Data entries
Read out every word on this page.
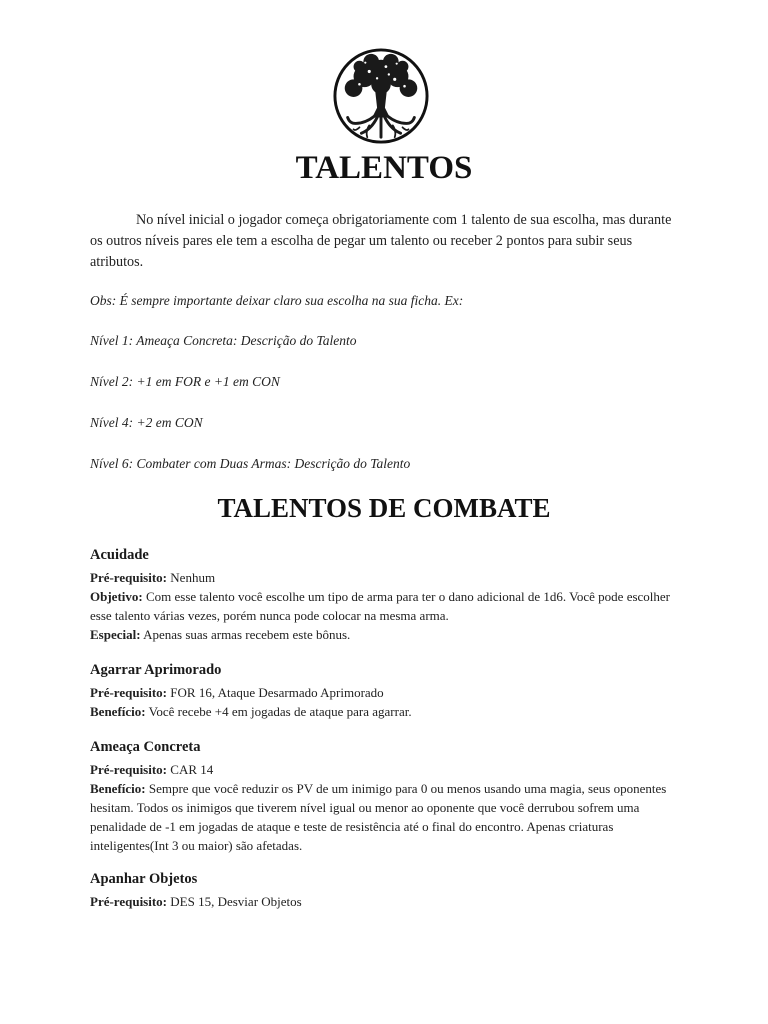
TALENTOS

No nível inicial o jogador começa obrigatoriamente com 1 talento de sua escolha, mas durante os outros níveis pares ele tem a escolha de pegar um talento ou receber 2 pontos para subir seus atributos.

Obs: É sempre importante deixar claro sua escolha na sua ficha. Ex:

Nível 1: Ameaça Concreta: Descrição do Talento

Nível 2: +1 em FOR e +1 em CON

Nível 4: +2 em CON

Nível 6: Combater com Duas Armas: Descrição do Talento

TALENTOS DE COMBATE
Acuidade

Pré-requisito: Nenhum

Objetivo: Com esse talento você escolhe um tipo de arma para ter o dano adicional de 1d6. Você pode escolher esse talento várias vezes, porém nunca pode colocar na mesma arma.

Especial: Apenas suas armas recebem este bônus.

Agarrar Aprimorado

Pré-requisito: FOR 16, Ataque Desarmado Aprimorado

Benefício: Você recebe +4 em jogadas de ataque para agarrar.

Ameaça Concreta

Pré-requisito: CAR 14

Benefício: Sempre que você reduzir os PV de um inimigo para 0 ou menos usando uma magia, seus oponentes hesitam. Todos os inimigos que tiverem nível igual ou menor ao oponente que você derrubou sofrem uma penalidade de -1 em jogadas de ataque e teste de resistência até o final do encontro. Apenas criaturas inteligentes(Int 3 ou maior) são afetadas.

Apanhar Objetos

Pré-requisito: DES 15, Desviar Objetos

---

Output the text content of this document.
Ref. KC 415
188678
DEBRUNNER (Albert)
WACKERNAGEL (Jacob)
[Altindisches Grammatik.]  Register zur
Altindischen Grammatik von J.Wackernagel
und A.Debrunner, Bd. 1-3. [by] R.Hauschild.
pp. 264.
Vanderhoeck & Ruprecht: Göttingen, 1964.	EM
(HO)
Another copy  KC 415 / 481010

---

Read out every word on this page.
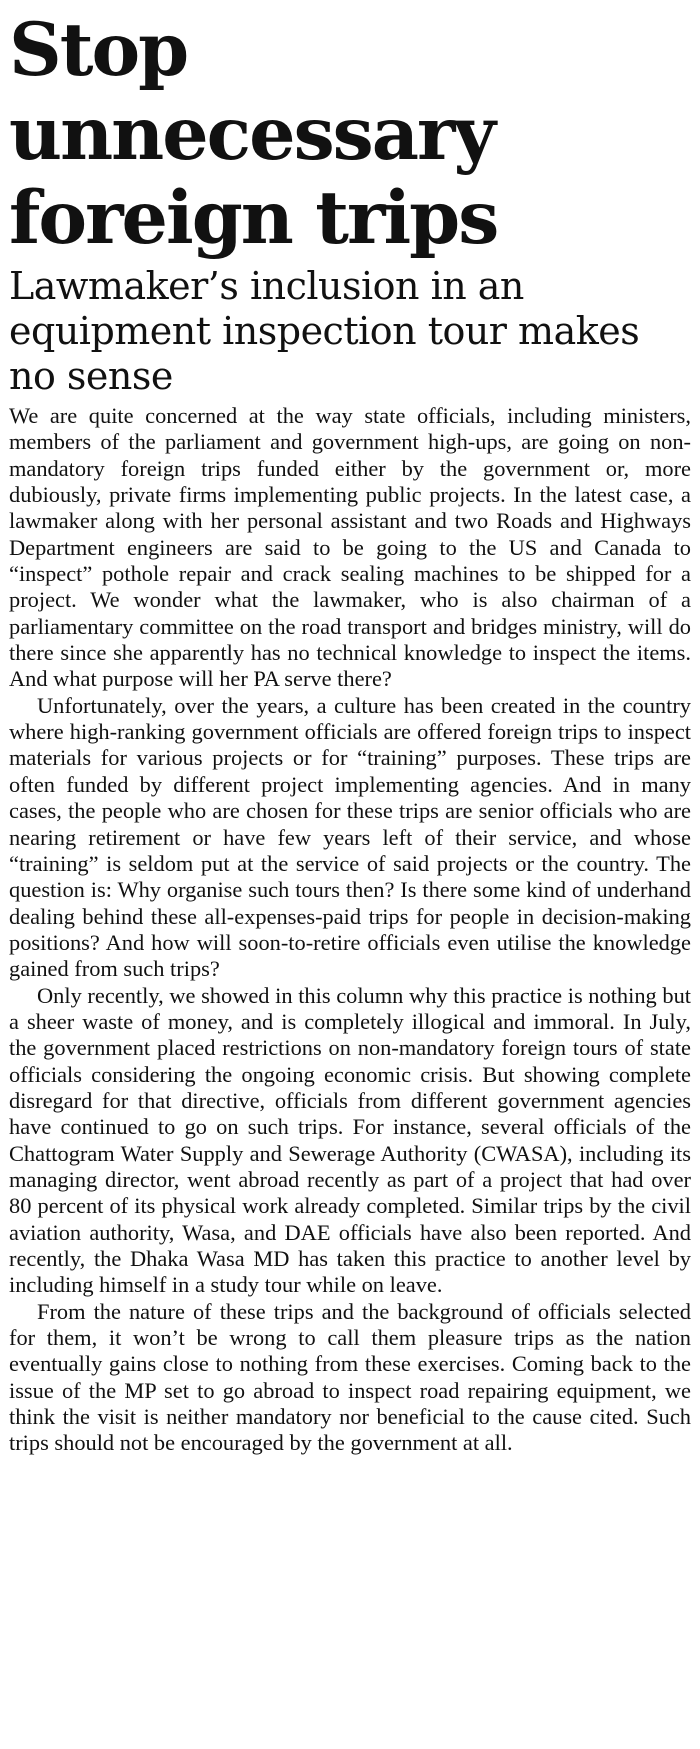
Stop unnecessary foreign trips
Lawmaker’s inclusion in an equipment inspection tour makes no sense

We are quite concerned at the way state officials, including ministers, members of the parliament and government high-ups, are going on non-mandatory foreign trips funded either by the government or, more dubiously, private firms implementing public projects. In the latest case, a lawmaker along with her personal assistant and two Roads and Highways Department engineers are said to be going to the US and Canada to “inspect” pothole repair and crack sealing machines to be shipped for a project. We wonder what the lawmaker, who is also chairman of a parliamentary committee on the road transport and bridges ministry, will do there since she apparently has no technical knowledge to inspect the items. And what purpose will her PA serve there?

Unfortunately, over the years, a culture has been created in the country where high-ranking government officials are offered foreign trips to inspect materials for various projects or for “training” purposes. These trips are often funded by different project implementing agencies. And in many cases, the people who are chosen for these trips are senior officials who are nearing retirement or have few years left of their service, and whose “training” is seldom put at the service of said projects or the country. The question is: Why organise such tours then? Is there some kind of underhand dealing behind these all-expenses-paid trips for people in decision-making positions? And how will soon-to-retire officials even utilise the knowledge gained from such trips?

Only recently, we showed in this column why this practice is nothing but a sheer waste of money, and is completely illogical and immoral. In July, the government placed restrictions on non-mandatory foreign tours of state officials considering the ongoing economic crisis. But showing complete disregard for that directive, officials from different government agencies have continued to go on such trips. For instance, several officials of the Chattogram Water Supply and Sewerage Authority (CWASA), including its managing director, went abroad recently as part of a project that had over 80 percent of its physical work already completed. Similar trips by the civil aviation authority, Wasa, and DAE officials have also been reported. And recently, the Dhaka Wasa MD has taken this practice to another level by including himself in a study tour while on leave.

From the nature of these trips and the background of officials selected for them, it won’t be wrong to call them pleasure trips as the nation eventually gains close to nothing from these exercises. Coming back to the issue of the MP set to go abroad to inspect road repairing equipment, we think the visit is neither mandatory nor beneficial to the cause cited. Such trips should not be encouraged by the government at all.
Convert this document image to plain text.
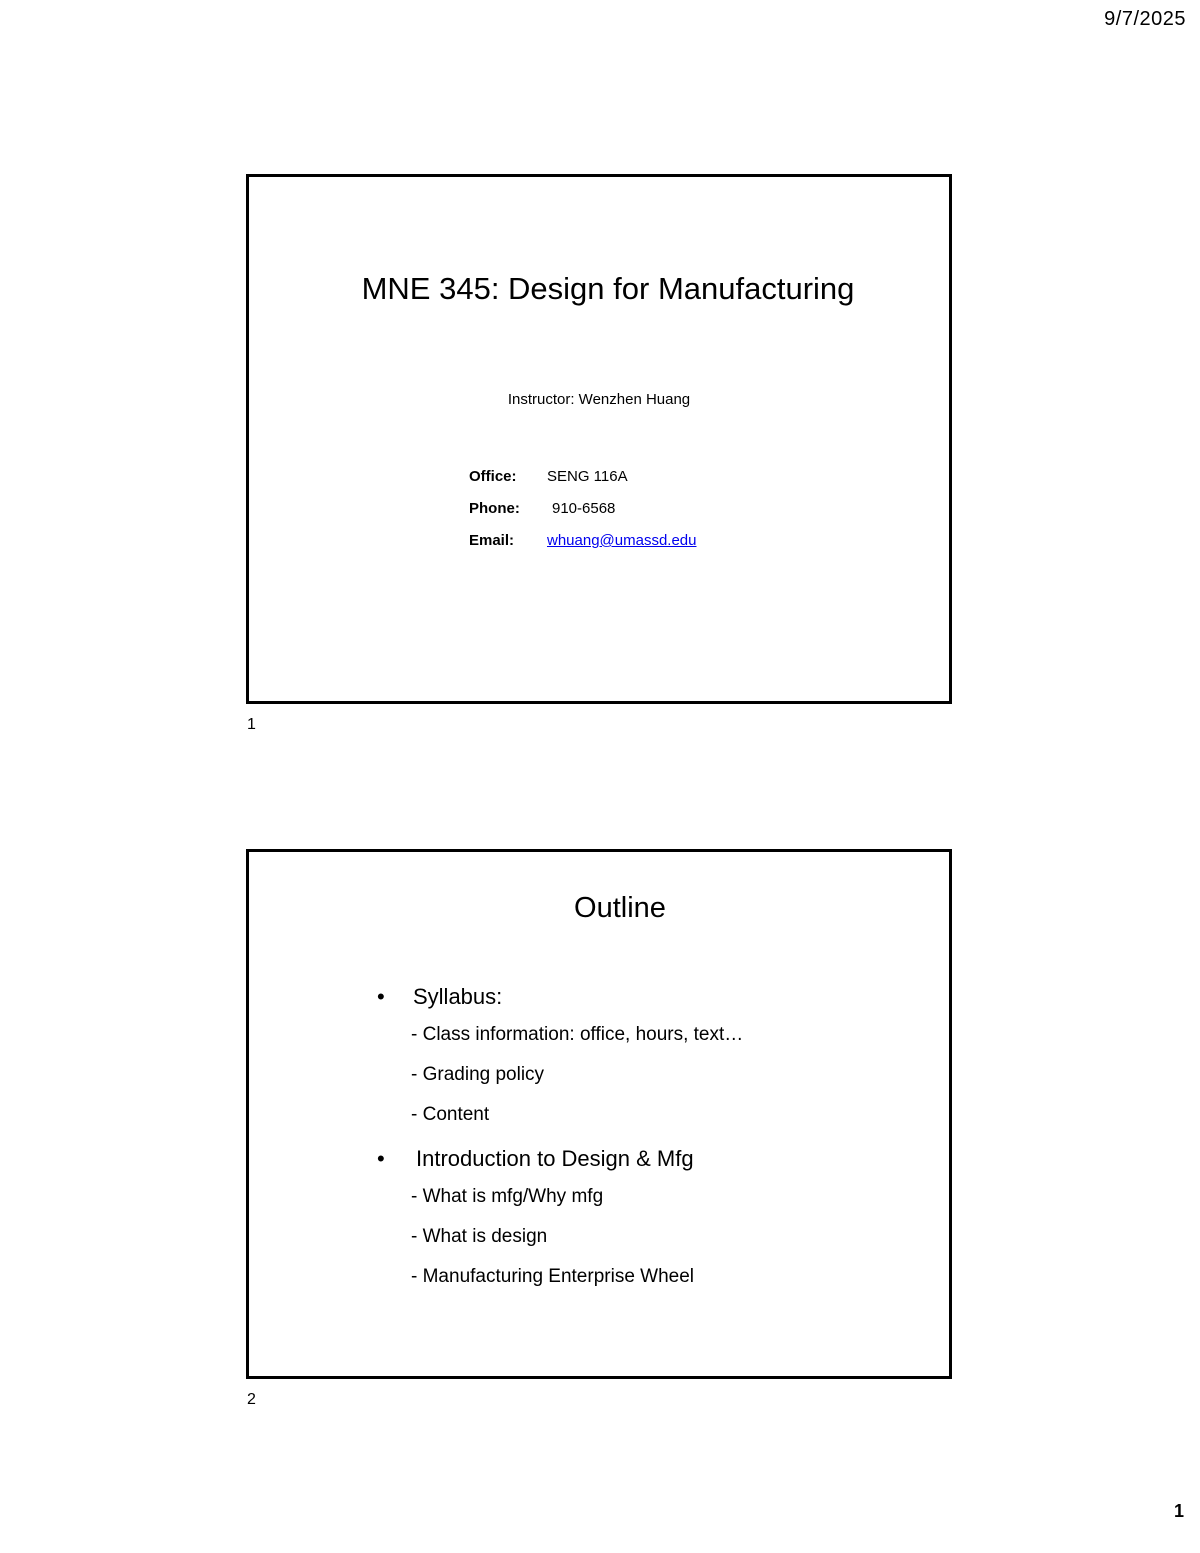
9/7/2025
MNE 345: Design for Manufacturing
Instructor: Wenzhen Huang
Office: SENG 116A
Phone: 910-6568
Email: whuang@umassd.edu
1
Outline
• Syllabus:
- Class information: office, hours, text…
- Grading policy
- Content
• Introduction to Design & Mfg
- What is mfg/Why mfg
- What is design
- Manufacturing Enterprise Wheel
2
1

▶ Task objective: In the entries above, identify every line with the word "Descrição". Copy those lines.

▶ Task result:
Nível 1: Ameaça Concreta: Descrição do Talento
Nível 6: Combater com Duas Armas: Descrição do Talento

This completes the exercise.